EXTRACTED MATERIAL =>
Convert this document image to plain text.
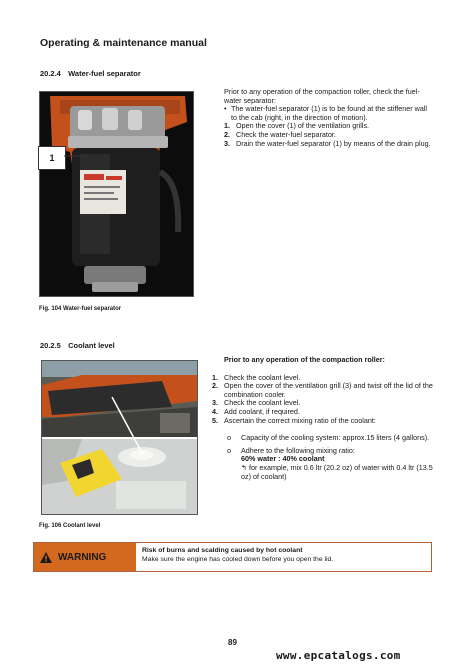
Operating & maintenance manual
20.2.4 Water-fuel separator
1
Fig. 104 Water-fuel separator

Prior to any operation of the compaction roller, check the fuel-water separator:

• The water-fuel separator (1) is to be found at the stiffener wall to the cab (right, in the direction of motion).
1. Open the cover (1) of the ventilation grills.
2. Check the water-fuel separator.
3. Drain the water-fuel separator (1) by means of the drain plug.
20.2.5 Coolant level
Fig. 106 Coolant level

Prior to any operation of the compaction roller:

1. Check the coolant level.
2. Open the cover of the ventilation grill (3) and twist off the lid of the combination cooler.
3. Check the coolant level.
4. Add coolant, if required.
5. Ascertain the correct mixing ratio of the coolant:
o Capacity of the cooling system: approx.15 liters (4 gallons).
o Adhere to the following mixing ratio:
60% water : 40% coolant
↰ for example, mix 0.6 ltr (20.2 oz) of water with 0.4 ltr (13.5 oz) of coolant)
WARNING
Risk of burns and scalding caused by hot coolant
Make sure the engine has cooled down before you open the lid.
89
www.epcatalogs.com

WHAT YOU HAVE TO DO =>
Gather every line from the listing above in which "compaction" appears, and copy those lines.

EXERCISE SOLUTION =>
Prior to any operation of the compaction roller, check the fuel-water separator:
Prior to any operation of the compaction roller:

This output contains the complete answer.